* **DATA FOR PROCESSING**
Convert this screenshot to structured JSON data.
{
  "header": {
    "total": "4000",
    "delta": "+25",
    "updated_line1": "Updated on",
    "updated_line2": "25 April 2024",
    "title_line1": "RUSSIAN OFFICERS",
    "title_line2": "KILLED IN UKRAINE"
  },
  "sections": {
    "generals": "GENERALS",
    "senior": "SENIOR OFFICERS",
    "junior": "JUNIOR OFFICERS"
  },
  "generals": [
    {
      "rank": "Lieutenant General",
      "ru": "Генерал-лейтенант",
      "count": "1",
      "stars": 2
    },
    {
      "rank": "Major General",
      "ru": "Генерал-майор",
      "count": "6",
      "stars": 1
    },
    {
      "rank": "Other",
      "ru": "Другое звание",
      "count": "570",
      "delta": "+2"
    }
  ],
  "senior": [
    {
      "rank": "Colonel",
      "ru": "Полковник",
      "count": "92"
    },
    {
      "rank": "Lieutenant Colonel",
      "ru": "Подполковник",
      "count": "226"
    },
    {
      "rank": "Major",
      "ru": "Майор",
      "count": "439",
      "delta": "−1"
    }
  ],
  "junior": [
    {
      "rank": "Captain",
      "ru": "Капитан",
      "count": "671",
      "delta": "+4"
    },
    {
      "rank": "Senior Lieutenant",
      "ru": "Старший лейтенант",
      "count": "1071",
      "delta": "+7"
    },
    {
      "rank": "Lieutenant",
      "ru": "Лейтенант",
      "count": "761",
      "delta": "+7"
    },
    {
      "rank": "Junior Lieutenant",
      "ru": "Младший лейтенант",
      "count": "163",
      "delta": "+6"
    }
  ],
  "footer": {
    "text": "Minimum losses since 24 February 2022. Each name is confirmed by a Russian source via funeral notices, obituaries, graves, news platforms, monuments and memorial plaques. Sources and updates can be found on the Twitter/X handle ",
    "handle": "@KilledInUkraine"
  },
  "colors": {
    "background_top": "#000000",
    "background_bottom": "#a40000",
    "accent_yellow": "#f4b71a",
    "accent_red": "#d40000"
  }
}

* **OBJECTIVE**
Make an exact copy of every entry.

* **WRITTEN ANSWER**
Convert this screenshot to structured JSON data.
{
  "header": {
    "total": "4000",
    "delta": "+25",
    "updated_line1": "Updated on",
    "updated_line2": "25 April 2024",
    "title_line1": "RUSSIAN OFFICERS",
    "title_line2": "KILLED IN UKRAINE"
  },
  "sections": {
    "generals": "GENERALS",
    "senior": "SENIOR OFFICERS",
    "junior": "JUNIOR OFFICERS"
  },
  "generals": [
    {
      "rank": "Lieutenant General",
      "ru": "Генерал-лейтенант",
      "count": "1",
      "stars": 2
    },
    {
      "rank": "Major General",
      "ru": "Генерал-майор",
      "count": "6",
      "stars": 1
    },
    {
      "rank": "Other",
      "ru": "Другое звание",
      "count": "570",
      "delta": "+2"
    }
  ],
  "senior": [
    {
      "rank": "Colonel",
      "ru": "Полковник",
      "count": "92"
    },
    {
      "rank": "Lieutenant Colonel",
      "ru": "Подполковник",
      "count": "226"
    },
    {
      "rank": "Major",
      "ru": "Майор",
      "count": "439",
      "delta": "−1"
    }
  ],
  "junior": [
    {
      "rank": "Captain",
      "ru": "Капитан",
      "count": "671",
      "delta": "+4"
    },
    {
      "rank": "Senior Lieutenant",
      "ru": "Старший лейтенант",
      "count": "1071",
      "delta": "+7"
    },
    {
      "rank": "Lieutenant",
      "ru": "Лейтенант",
      "count": "761",
      "delta": "+7"
    },
    {
      "rank": "Junior Lieutenant",
      "ru": "Младший лейтенант",
      "count": "163",
      "delta": "+6"
    }
  ],
  "footer": {
    "text": "Minimum losses since 24 February 2022. Each name is confirmed by a Russian source via funeral notices, obituaries, graves, news platforms, monuments and memorial plaques. Sources and updates can be found on the Twitter/X handle ",
    "handle": "@KilledInUkraine"
  },
  "colors": {
    "background_top": "#000000",
    "background_bottom": "#a40000",
    "accent_yellow": "#f4b71a",
    "accent_red": "#d40000"
  }
}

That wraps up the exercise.